▸ Exercise requirements: Output all entries verbatim. Skip pictures.

(begin)

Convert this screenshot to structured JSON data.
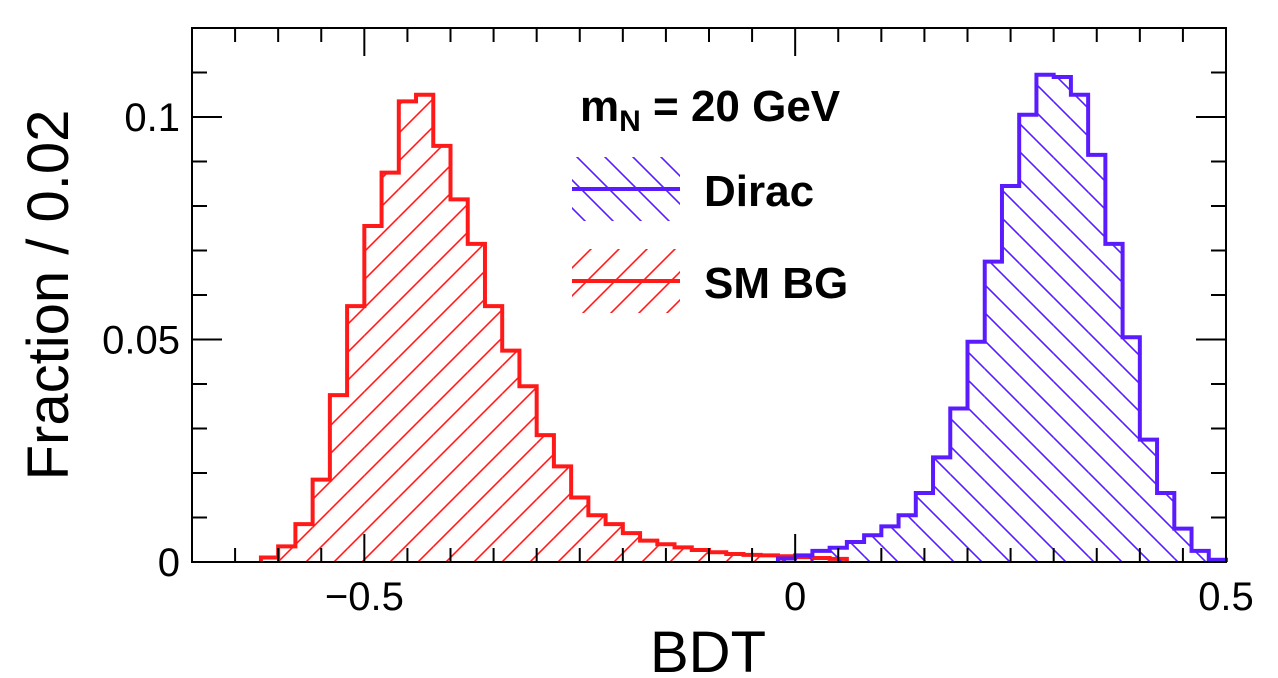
{
  "chart_data": {
    "type": "histogram",
    "title": "",
    "xlabel": "BDT",
    "ylabel": "Fraction / 0.02",
    "xlim": [
      -0.7,
      0.5
    ],
    "ylim": [
      0,
      0.12
    ],
    "bin_width": 0.02,
    "x_ticks": [
      -0.5,
      0,
      0.5
    ],
    "x_tick_labels": [
      "−0.5",
      "0",
      "0.5"
    ],
    "y_ticks": [
      0,
      0.05,
      0.1
    ],
    "y_tick_labels": [
      "0",
      "0.05",
      "0.1"
    ],
    "annotation": {
      "base": "m",
      "subscript": "N",
      "rest": " = 20 GeV"
    },
    "legend": [
      {
        "label": "Dirac",
        "color": "#5a1cff",
        "hatch": "backslash"
      },
      {
        "label": "SM BG",
        "color": "#ff1a1a",
        "hatch": "slash"
      }
    ],
    "series": [
      {
        "name": "Dirac",
        "color": "#5a1cff",
        "hatch": "backslash",
        "bin_start": -0.02,
        "values": [
          0.0008,
          0.0015,
          0.0025,
          0.0032,
          0.0045,
          0.006,
          0.008,
          0.0105,
          0.0155,
          0.0235,
          0.0345,
          0.0495,
          0.0675,
          0.0845,
          0.1005,
          0.1095,
          0.109,
          0.105,
          0.0915,
          0.0715,
          0.0505,
          0.0275,
          0.0155,
          0.0075,
          0.0025,
          0.0005
        ]
      },
      {
        "name": "SM BG",
        "color": "#ff1a1a",
        "hatch": "slash",
        "bin_start": -0.62,
        "values": [
          0.001,
          0.0035,
          0.0085,
          0.0185,
          0.0375,
          0.0575,
          0.0755,
          0.0875,
          0.1035,
          0.105,
          0.0935,
          0.0815,
          0.0715,
          0.0575,
          0.0475,
          0.0395,
          0.0285,
          0.0215,
          0.0145,
          0.0105,
          0.0085,
          0.0065,
          0.0048,
          0.004,
          0.0033,
          0.0027,
          0.0022,
          0.0018,
          0.0016,
          0.0015,
          0.0013,
          0.0011,
          0.0009,
          0.0007
        ]
      }
    ]
  }
}
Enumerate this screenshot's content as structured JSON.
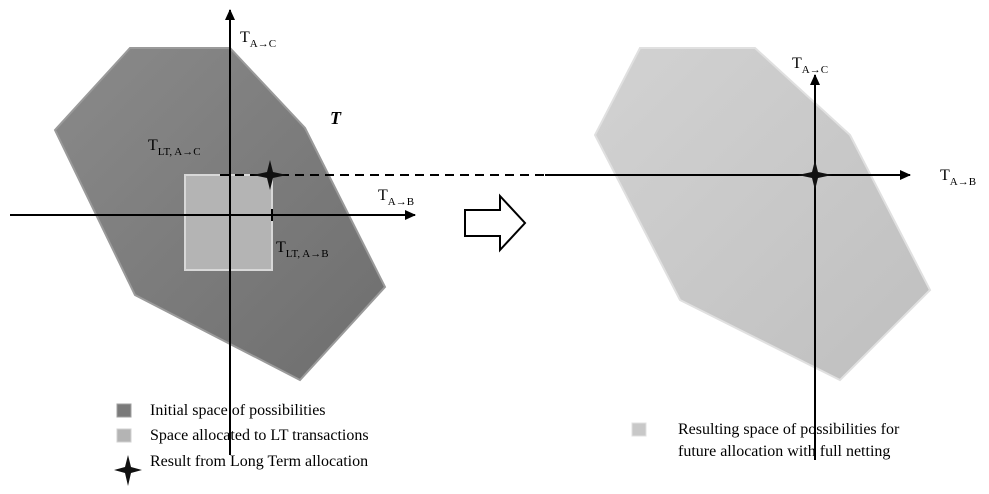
{
  "left": {
    "axis_y_label": {
      "main": "T",
      "sub": "A→C"
    },
    "axis_x_label": {
      "main": "T",
      "sub": "A→B"
    },
    "lt_y_label": {
      "main": "T",
      "sub": "LT, A→C"
    },
    "lt_x_label": {
      "main": "T",
      "sub": "LT, A→B"
    },
    "space_label": "T"
  },
  "right": {
    "axis_y_label": {
      "main": "T",
      "sub": "A→C"
    },
    "axis_x_label": {
      "main": "T",
      "sub": "A→B"
    }
  },
  "legend_left": [
    "Initial space of possibilities",
    "Space allocated to LT transactions",
    "Result from Long Term allocation"
  ],
  "legend_right": [
    "Resulting space of possibilities for",
    "future allocation with full netting"
  ]
}
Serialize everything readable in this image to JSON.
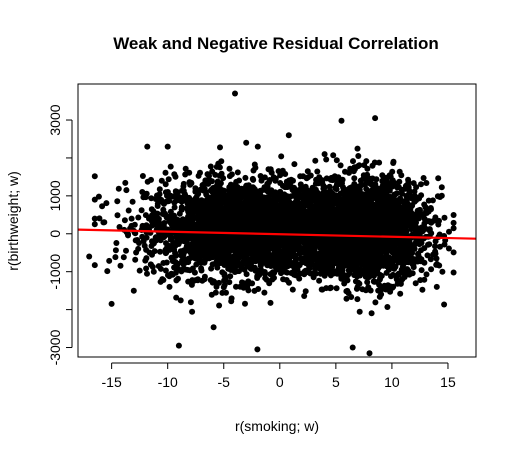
{
  "chart_data": {
    "type": "scatter",
    "title": "Weak and Negative Residual Correlation",
    "xlabel": "r(smoking; w)",
    "ylabel": "r(birthweight; w)",
    "xlim": [
      -18,
      17.5
    ],
    "ylim": [
      -3250,
      3950
    ],
    "xticks": [
      -15,
      -10,
      -5,
      0,
      5,
      10,
      15
    ],
    "xtick_labels": [
      "-15",
      "-10",
      "-5",
      "0",
      "5",
      "10",
      "15"
    ],
    "yticks": [
      -3000,
      -1000,
      0,
      1000,
      3000
    ],
    "ytick_labels": [
      "-3000",
      "-1000",
      "0",
      "1000",
      "3000"
    ],
    "grid": false,
    "legend": "none",
    "point_color": "#000000",
    "fit_line": {
      "color": "#ff0000",
      "x": [
        -18,
        17.5
      ],
      "y": [
        110,
        -130
      ]
    },
    "clusters": [
      {
        "x_center": -3.5,
        "x_spread": 4.2,
        "y_center": 150,
        "y_spread": 650,
        "count": 2600
      },
      {
        "x_center": 8.0,
        "x_spread": 2.6,
        "y_center": 100,
        "y_spread": 650,
        "count": 2100
      },
      {
        "x_center": 3.5,
        "x_spread": 3.5,
        "y_center": 100,
        "y_spread": 550,
        "count": 700
      }
    ],
    "outliers": [
      {
        "x": -4.0,
        "y": 3700
      },
      {
        "x": 8.5,
        "y": 3050
      },
      {
        "x": 5.5,
        "y": 2980
      },
      {
        "x": 0.8,
        "y": 2600
      },
      {
        "x": -3.0,
        "y": 2400
      },
      {
        "x": -10.0,
        "y": 2300
      },
      {
        "x": 7.0,
        "y": 2050
      },
      {
        "x": 4.0,
        "y": 2100
      },
      {
        "x": -16.5,
        "y": 400
      },
      {
        "x": -17.0,
        "y": -600
      },
      {
        "x": -15.0,
        "y": -1850
      },
      {
        "x": 14.5,
        "y": -1000
      },
      {
        "x": 14.0,
        "y": -1400
      },
      {
        "x": 13.0,
        "y": 700
      },
      {
        "x": -9.0,
        "y": -2950
      },
      {
        "x": 8.0,
        "y": -3150
      },
      {
        "x": -2.0,
        "y": -3050
      },
      {
        "x": 6.5,
        "y": -3000
      }
    ]
  }
}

(end)

▸ The reply:
Convert this screenshot to structured JSON data.
{
  "chart_data": {
    "type": "histogram",
    "title": "",
    "xlabel": "BDT",
    "ylabel": "Fraction / 0.02",
    "xlim": [
      -0.7,
      0.5
    ],
    "ylim": [
      0,
      0.12
    ],
    "bin_width": 0.02,
    "x_ticks": [
      -0.5,
      0,
      0.5
    ],
    "x_tick_labels": [
      "−0.5",
      "0",
      "0.5"
    ],
    "y_ticks": [
      0,
      0.05,
      0.1
    ],
    "y_tick_labels": [
      "0",
      "0.05",
      "0.1"
    ],
    "annotation": {
      "base": "m",
      "subscript": "N",
      "rest": " = 20 GeV"
    },
    "legend": [
      {
        "label": "Dirac",
        "color": "#5a1cff",
        "hatch": "backslash"
      },
      {
        "label": "SM BG",
        "color": "#ff1a1a",
        "hatch": "slash"
      }
    ],
    "series": [
      {
        "name": "Dirac",
        "color": "#5a1cff",
        "hatch": "backslash",
        "bin_start": -0.02,
        "values": [
          0.0008,
          0.0015,
          0.0025,
          0.0032,
          0.0045,
          0.006,
          0.008,
          0.0105,
          0.0155,
          0.0235,
          0.0345,
          0.0495,
          0.0675,
          0.0845,
          0.1005,
          0.1095,
          0.109,
          0.105,
          0.0915,
          0.0715,
          0.0505,
          0.0275,
          0.0155,
          0.0075,
          0.0025,
          0.0005
        ]
      },
      {
        "name": "SM BG",
        "color": "#ff1a1a",
        "hatch": "slash",
        "bin_start": -0.62,
        "values": [
          0.001,
          0.0035,
          0.0085,
          0.0185,
          0.0375,
          0.0575,
          0.0755,
          0.0875,
          0.1035,
          0.105,
          0.0935,
          0.0815,
          0.0715,
          0.0575,
          0.0475,
          0.0395,
          0.0285,
          0.0215,
          0.0145,
          0.0105,
          0.0085,
          0.0065,
          0.0048,
          0.004,
          0.0033,
          0.0027,
          0.0022,
          0.0018,
          0.0016,
          0.0015,
          0.0013,
          0.0011,
          0.0009,
          0.0007
        ]
      }
    ]
  }
}
Enumerate this screenshot's content as structured JSON.
{
  "left": {
    "axis_y_label": {
      "main": "T",
      "sub": "A→C"
    },
    "axis_x_label": {
      "main": "T",
      "sub": "A→B"
    },
    "lt_y_label": {
      "main": "T",
      "sub": "LT, A→C"
    },
    "lt_x_label": {
      "main": "T",
      "sub": "LT, A→B"
    },
    "space_label": "T"
  },
  "right": {
    "axis_y_label": {
      "main": "T",
      "sub": "A→C"
    },
    "axis_x_label": {
      "main": "T",
      "sub": "A→B"
    }
  },
  "legend_left": [
    "Initial space of possibilities",
    "Space allocated to LT transactions",
    "Result from Long Term allocation"
  ],
  "legend_right": [
    "Resulting space of possibilities for",
    "future allocation with full netting"
  ]
}
Serialize everything readable in this image to JSON.
{
  "chart_data": {
    "type": "scatter",
    "title": "Weak and Negative Residual Correlation",
    "xlabel": "r(smoking; w)",
    "ylabel": "r(birthweight; w)",
    "xlim": [
      -18,
      17.5
    ],
    "ylim": [
      -3250,
      3950
    ],
    "xticks": [
      -15,
      -10,
      -5,
      0,
      5,
      10,
      15
    ],
    "xtick_labels": [
      "-15",
      "-10",
      "-5",
      "0",
      "5",
      "10",
      "15"
    ],
    "yticks": [
      -3000,
      -1000,
      0,
      1000,
      3000
    ],
    "ytick_labels": [
      "-3000",
      "-1000",
      "0",
      "1000",
      "3000"
    ],
    "grid": false,
    "legend": "none",
    "point_color": "#000000",
    "fit_line": {
      "color": "#ff0000",
      "x": [
        -18,
        17.5
      ],
      "y": [
        110,
        -130
      ]
    },
    "clusters": [
      {
        "x_center": -3.5,
        "x_spread": 4.2,
        "y_center": 150,
        "y_spread": 650,
        "count": 2600
      },
      {
        "x_center": 8.0,
        "x_spread": 2.6,
        "y_center": 100,
        "y_spread": 650,
        "count": 2100
      },
      {
        "x_center": 3.5,
        "x_spread": 3.5,
        "y_center": 100,
        "y_spread": 550,
        "count": 700
      }
    ],
    "outliers": [
      {
        "x": -4.0,
        "y": 3700
      },
      {
        "x": 8.5,
        "y": 3050
      },
      {
        "x": 5.5,
        "y": 2980
      },
      {
        "x": 0.8,
        "y": 2600
      },
      {
        "x": -3.0,
        "y": 2400
      },
      {
        "x": -10.0,
        "y": 2300
      },
      {
        "x": 7.0,
        "y": 2050
      },
      {
        "x": 4.0,
        "y": 2100
      },
      {
        "x": -16.5,
        "y": 400
      },
      {
        "x": -17.0,
        "y": -600
      },
      {
        "x": -15.0,
        "y": -1850
      },
      {
        "x": 14.5,
        "y": -1000
      },
      {
        "x": 14.0,
        "y": -1400
      },
      {
        "x": 13.0,
        "y": 700
      },
      {
        "x": -9.0,
        "y": -2950
      },
      {
        "x": 8.0,
        "y": -3150
      },
      {
        "x": -2.0,
        "y": -3050
      },
      {
        "x": 6.5,
        "y": -3000
      }
    ]
  }
}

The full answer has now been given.